PROBLEM TO SOLVE — Find the lines with the string "this" and return them.

-=-=-

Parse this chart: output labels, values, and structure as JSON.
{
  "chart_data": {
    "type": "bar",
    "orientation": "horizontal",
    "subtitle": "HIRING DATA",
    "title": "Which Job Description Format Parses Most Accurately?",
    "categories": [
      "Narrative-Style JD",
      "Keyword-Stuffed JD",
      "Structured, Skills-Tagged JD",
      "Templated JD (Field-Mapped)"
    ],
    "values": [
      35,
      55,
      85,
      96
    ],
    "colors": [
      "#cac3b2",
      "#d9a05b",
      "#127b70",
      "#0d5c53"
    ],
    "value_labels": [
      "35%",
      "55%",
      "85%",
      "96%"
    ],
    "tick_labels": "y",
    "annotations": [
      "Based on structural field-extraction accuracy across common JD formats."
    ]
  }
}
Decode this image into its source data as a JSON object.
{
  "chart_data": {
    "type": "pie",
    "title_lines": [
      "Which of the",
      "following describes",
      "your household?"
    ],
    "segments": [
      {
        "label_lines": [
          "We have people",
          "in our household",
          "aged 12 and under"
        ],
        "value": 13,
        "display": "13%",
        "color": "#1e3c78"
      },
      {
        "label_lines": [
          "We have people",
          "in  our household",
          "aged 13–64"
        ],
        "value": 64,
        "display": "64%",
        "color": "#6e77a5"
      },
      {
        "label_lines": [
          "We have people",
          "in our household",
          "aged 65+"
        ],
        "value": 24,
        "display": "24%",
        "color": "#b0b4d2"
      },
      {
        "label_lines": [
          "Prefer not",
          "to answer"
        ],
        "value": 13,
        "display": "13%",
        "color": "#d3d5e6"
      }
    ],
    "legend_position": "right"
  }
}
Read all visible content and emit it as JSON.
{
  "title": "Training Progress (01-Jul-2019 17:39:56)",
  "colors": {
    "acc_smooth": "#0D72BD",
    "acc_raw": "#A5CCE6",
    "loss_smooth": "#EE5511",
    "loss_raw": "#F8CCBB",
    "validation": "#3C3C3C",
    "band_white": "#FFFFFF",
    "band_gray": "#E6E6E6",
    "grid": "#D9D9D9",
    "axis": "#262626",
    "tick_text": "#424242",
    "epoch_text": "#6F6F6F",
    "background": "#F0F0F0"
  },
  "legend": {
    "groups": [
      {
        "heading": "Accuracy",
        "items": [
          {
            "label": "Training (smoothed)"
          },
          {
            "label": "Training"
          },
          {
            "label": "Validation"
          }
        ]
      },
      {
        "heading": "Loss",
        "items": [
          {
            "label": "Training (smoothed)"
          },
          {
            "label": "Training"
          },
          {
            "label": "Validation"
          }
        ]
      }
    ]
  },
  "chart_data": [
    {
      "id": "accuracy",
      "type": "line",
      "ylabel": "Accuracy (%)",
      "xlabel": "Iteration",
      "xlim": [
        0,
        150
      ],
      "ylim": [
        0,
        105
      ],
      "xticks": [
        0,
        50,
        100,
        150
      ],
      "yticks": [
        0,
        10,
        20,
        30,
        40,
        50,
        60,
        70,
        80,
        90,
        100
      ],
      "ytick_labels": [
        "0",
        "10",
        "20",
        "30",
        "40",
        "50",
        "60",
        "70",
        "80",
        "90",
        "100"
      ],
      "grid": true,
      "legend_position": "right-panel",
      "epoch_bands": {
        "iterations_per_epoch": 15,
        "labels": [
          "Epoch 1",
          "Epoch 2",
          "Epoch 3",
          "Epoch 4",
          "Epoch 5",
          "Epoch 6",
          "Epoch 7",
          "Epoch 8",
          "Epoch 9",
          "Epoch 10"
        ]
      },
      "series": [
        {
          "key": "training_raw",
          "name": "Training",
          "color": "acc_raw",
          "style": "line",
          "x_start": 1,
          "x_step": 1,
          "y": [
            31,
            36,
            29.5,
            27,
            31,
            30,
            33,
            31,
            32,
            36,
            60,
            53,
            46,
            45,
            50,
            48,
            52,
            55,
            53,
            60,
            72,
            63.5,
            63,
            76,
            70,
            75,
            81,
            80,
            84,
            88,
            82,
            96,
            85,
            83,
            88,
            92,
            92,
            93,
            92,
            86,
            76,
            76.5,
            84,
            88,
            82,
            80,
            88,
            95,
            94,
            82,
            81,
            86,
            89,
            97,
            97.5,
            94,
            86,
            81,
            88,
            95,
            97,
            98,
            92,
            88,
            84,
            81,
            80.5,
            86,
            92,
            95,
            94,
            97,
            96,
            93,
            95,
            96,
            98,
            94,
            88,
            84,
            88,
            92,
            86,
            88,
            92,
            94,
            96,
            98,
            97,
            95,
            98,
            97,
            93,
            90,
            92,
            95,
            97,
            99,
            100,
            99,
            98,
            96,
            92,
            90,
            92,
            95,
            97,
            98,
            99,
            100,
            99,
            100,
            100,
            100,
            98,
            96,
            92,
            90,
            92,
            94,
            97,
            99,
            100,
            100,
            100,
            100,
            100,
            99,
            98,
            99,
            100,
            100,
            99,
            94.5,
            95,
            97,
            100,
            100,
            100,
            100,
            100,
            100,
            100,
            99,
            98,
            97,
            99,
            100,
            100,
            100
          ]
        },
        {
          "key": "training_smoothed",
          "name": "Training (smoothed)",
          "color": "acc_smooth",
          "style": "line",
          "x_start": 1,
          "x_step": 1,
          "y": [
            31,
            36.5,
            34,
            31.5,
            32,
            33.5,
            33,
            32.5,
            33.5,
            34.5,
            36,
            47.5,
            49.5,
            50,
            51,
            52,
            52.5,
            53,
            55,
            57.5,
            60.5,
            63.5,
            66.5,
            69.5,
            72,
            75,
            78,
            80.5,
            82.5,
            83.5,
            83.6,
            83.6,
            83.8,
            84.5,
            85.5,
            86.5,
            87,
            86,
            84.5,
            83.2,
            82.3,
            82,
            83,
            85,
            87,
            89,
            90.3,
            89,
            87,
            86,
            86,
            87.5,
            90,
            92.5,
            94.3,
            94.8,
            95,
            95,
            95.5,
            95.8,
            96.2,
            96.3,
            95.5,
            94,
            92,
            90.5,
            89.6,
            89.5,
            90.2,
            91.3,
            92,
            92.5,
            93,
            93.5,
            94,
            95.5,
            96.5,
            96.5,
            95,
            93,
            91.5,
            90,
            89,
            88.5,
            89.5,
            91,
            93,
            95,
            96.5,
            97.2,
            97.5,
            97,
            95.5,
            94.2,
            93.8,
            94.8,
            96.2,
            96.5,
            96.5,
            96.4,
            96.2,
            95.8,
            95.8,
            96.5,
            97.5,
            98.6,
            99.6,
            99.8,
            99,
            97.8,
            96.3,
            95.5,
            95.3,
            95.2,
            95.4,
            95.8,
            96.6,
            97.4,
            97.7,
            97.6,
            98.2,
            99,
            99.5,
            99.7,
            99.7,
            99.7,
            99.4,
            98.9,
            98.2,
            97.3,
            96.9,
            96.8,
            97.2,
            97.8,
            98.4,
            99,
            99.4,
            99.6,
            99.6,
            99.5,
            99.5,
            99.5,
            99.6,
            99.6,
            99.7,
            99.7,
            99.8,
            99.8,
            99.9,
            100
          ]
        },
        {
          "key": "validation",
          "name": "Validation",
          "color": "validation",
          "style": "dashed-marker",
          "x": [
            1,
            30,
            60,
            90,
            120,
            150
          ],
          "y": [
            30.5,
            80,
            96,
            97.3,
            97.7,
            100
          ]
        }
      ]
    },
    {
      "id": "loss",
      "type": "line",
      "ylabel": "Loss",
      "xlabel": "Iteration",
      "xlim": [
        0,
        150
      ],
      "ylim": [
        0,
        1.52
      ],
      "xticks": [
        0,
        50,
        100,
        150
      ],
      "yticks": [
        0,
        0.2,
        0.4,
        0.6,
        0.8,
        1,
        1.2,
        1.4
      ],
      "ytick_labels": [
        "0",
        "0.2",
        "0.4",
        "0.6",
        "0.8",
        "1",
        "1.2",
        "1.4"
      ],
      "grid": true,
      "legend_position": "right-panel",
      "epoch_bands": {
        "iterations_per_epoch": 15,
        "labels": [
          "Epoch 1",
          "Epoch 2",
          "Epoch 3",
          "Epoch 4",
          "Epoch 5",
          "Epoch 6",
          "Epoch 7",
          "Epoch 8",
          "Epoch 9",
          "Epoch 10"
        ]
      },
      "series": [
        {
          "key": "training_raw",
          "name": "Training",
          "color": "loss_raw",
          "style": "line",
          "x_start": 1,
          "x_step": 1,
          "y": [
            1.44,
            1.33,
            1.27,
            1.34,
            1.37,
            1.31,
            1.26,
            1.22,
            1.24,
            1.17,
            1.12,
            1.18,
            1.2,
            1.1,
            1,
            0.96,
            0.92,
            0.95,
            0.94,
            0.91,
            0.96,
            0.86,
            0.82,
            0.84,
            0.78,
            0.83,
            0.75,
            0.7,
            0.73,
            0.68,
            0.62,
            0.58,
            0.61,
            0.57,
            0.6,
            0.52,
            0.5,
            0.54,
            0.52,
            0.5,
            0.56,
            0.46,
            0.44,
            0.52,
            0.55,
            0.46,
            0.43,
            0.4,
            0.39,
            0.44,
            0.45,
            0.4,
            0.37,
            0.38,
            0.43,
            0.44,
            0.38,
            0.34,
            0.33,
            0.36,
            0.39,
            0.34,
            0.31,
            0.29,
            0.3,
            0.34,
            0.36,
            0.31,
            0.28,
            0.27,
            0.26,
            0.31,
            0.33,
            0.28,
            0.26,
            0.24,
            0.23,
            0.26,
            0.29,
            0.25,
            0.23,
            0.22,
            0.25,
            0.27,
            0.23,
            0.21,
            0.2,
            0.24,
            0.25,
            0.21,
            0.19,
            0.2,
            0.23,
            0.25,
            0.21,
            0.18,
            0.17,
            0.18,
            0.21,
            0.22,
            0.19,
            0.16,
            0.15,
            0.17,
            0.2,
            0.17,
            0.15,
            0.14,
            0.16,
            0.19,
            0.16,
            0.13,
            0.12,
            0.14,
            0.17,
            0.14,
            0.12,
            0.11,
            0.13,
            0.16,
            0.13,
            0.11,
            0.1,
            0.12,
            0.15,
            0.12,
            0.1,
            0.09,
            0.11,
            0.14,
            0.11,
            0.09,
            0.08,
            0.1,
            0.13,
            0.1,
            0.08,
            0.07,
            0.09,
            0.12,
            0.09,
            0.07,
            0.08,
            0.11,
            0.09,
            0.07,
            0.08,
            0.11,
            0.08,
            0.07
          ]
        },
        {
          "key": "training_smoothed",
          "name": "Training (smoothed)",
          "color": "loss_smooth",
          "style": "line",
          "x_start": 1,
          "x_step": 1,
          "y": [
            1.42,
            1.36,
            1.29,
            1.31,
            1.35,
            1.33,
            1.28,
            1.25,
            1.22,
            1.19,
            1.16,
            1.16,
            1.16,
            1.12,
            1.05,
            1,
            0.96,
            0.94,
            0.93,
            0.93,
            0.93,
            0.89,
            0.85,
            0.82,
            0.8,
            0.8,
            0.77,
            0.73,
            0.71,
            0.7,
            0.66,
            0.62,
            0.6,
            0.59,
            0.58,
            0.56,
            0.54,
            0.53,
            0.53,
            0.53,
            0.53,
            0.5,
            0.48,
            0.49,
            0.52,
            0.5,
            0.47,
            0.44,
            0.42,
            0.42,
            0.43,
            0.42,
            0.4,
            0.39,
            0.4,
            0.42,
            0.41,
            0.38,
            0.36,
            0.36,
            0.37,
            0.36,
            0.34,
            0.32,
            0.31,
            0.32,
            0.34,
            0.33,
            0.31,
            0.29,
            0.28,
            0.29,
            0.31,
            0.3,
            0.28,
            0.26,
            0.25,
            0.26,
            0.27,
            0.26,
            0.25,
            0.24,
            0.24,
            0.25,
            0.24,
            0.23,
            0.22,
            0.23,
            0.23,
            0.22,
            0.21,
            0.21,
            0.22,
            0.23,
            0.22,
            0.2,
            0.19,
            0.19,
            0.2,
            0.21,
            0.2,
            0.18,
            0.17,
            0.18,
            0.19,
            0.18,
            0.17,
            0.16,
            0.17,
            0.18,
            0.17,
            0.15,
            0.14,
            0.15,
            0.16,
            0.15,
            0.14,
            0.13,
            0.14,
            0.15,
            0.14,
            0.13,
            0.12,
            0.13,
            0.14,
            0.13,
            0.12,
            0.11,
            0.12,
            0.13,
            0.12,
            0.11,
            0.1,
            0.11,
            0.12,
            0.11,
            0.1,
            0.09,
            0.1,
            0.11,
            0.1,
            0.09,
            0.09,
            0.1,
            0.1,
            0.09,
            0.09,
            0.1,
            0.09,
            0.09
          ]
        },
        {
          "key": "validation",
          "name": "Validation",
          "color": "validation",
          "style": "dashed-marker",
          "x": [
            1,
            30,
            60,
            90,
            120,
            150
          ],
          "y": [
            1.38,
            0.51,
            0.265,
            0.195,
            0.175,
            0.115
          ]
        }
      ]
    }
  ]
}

-=-=-

REPLY TO THE EXERCISE —
Parse this chart: output labels, values, and structure as JSON.
Decode this image into its source data as a JSON object.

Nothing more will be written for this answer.